## GIVEN PROBLEM
Copy the items word for word, from the very first line through the line containing "text-line: akadir. Ushbu", including both of those lines.

Entries from a dataset
--- --- ---

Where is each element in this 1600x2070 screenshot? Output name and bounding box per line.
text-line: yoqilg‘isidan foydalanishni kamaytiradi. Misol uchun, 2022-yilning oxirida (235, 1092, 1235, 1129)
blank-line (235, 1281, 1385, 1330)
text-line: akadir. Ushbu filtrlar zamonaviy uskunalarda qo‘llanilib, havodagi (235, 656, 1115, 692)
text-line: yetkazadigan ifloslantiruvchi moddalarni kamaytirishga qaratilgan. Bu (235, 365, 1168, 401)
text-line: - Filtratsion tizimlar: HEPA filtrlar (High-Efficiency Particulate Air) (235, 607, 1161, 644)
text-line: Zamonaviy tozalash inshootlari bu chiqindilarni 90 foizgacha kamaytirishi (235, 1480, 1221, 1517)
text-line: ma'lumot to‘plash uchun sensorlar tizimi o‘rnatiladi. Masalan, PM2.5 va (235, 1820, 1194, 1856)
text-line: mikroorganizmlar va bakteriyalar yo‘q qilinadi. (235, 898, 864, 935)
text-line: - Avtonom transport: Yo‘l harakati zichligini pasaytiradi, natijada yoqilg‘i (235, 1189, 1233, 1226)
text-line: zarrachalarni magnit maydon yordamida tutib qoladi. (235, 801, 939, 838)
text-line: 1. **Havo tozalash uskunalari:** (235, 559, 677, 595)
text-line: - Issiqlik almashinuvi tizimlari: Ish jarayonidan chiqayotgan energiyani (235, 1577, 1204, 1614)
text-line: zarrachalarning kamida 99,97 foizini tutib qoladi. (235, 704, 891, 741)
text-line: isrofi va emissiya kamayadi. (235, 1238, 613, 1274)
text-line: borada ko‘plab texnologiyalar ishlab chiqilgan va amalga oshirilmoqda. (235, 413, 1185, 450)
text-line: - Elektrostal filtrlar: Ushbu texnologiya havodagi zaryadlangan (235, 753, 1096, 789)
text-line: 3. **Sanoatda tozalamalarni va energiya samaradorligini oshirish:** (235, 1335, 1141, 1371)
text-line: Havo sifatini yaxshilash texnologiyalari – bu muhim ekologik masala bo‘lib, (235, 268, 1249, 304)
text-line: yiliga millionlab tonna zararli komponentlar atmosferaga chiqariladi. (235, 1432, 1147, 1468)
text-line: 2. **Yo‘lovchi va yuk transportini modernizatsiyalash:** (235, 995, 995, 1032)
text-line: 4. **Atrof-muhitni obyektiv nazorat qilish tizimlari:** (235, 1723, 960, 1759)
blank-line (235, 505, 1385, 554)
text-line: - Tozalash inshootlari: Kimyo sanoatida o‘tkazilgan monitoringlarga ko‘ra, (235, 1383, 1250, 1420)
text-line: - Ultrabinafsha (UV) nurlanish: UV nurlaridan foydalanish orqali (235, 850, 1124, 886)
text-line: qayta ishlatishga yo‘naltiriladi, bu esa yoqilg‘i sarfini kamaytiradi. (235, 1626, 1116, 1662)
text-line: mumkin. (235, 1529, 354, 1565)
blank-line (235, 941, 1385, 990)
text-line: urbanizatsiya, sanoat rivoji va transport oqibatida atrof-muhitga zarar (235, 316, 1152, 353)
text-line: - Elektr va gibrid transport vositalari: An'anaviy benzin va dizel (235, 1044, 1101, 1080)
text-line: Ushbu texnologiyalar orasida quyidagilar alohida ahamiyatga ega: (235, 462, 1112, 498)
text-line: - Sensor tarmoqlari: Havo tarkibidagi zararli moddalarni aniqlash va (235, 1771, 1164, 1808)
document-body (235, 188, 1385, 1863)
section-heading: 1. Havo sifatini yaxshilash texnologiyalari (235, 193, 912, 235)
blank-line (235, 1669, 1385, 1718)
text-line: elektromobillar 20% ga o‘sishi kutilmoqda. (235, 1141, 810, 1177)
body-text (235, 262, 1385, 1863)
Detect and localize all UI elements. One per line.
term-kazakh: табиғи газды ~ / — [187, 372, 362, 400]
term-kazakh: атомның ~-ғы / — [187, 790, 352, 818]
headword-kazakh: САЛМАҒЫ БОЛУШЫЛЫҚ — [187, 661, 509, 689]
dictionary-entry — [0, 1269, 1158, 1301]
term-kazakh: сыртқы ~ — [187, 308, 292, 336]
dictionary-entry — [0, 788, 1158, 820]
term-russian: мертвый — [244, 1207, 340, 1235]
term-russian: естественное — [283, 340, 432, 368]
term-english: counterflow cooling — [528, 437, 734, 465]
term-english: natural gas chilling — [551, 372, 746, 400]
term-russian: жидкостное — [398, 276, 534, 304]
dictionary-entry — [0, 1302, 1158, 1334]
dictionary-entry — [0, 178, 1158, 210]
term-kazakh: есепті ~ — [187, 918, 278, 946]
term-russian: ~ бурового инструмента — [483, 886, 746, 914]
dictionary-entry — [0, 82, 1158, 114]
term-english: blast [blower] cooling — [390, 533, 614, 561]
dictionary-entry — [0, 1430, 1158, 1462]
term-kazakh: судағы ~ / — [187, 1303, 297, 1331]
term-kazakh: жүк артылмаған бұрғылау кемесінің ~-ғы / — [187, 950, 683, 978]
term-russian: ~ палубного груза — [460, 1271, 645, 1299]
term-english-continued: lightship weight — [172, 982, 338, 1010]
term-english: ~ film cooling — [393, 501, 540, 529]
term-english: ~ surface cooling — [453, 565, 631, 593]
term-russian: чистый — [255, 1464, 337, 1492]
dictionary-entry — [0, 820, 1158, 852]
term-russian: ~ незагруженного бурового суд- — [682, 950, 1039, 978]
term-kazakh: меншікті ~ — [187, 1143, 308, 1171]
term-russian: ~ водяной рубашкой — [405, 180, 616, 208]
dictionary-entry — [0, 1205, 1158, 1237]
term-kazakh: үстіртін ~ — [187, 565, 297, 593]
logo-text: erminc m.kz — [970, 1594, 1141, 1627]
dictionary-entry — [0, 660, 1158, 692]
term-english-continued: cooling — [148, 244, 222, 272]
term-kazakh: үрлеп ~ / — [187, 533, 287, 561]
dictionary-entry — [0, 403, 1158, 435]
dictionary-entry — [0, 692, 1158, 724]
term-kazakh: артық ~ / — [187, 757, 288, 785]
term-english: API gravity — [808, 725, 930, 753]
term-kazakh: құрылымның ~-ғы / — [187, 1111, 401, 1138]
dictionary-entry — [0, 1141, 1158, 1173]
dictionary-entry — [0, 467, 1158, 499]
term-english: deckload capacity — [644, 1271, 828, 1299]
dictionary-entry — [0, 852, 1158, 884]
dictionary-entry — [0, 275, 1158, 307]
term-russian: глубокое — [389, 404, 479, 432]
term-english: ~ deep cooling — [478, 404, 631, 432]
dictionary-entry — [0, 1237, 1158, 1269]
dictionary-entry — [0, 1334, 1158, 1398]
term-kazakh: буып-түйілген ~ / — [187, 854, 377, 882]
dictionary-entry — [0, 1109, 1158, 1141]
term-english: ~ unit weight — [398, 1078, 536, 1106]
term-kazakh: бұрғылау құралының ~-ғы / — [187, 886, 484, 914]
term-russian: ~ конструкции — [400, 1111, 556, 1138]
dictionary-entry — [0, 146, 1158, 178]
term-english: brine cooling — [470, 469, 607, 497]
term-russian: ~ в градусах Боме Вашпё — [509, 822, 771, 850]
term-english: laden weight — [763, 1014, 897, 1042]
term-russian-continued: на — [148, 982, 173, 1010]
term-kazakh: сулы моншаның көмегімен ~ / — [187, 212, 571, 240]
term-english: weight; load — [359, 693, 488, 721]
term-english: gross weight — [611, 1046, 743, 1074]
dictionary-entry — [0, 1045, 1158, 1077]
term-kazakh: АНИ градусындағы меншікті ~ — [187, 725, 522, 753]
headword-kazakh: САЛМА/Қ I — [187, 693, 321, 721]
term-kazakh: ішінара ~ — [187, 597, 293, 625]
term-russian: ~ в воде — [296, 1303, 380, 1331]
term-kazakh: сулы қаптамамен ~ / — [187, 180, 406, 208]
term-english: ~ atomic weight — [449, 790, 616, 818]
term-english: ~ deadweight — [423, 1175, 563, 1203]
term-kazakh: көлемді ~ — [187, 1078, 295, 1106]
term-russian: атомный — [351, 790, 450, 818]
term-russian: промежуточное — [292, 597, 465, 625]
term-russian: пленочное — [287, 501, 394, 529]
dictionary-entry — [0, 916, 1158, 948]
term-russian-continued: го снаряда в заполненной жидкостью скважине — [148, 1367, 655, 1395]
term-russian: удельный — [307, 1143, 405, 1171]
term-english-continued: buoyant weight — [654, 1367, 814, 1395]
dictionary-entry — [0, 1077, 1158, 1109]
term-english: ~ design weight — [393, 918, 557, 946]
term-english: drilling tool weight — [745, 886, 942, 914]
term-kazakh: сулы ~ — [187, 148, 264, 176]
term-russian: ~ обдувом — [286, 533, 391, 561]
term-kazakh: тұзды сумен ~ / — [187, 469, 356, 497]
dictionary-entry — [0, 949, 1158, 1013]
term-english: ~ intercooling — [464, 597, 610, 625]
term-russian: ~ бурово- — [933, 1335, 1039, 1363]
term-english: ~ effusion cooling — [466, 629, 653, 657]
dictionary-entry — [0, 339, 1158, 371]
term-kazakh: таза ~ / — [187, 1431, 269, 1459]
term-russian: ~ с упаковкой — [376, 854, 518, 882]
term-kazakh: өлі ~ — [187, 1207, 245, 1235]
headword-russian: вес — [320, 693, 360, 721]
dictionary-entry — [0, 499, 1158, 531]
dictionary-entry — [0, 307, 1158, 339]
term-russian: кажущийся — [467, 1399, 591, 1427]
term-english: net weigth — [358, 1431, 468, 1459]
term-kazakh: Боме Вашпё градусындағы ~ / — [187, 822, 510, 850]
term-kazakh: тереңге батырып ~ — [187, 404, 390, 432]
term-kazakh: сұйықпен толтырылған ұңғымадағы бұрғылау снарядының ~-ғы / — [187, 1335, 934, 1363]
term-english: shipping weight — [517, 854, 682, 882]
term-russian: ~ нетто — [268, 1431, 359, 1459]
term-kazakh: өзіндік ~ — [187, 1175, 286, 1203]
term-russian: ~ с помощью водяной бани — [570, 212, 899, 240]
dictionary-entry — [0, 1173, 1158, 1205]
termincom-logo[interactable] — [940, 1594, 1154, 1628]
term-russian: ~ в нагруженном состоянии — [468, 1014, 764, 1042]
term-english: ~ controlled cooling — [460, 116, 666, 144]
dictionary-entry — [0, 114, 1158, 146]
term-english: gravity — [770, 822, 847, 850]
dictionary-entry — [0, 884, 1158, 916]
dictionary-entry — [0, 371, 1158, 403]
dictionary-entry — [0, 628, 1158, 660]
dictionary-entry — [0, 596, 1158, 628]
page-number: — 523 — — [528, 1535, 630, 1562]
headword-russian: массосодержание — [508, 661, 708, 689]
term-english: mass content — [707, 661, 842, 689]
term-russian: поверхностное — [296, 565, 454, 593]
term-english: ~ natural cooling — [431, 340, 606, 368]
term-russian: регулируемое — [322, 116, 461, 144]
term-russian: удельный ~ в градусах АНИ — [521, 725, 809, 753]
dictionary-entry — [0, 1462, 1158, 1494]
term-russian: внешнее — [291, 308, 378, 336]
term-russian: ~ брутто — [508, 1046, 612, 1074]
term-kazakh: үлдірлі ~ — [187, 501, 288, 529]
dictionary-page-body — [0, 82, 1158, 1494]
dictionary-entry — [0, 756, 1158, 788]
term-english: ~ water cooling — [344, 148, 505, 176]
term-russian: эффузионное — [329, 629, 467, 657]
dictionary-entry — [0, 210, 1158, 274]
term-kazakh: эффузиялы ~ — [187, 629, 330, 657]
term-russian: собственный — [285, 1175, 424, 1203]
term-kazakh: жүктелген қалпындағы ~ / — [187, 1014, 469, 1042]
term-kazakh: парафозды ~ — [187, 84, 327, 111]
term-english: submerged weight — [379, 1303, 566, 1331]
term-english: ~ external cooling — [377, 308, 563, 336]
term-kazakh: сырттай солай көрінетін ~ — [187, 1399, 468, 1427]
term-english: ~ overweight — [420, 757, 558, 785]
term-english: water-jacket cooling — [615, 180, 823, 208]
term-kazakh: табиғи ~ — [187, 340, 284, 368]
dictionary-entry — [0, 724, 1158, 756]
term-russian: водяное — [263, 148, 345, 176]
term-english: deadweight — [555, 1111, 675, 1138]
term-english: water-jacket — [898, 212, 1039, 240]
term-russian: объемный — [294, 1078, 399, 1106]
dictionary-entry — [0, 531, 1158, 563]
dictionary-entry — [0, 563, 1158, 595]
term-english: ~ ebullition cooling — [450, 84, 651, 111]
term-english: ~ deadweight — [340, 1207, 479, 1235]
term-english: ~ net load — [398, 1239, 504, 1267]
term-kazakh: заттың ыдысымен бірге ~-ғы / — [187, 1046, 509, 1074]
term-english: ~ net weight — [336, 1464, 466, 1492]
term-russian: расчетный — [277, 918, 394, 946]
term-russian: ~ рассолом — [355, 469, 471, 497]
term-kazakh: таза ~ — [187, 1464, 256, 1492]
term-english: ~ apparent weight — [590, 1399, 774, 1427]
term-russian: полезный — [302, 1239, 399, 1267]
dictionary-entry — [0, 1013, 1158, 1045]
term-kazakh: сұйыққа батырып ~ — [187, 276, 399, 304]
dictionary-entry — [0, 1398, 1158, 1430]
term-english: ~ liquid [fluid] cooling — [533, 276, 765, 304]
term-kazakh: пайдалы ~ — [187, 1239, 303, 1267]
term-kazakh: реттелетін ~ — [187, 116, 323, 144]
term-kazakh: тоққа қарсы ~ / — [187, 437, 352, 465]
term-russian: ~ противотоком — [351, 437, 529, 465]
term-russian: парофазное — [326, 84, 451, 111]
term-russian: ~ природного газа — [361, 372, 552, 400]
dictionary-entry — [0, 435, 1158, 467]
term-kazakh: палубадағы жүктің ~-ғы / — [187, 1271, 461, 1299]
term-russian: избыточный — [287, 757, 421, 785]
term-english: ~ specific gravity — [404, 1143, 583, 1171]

--- --- ---

## ANSWER FOR THE TASK
Where is each element in this 1600x2070 screenshot? Output name and bounding box per line.
text-line: yoqilg‘isidan foydalanishni kamaytiradi. Misol uchun, 2022-yilning oxirida (235, 1092, 1235, 1129)
blank-line (235, 1281, 1385, 1330)
text-line: akadir. Ushbu filtrlar zamonaviy uskunalarda qo‘llanilib, havodagi (235, 656, 1115, 692)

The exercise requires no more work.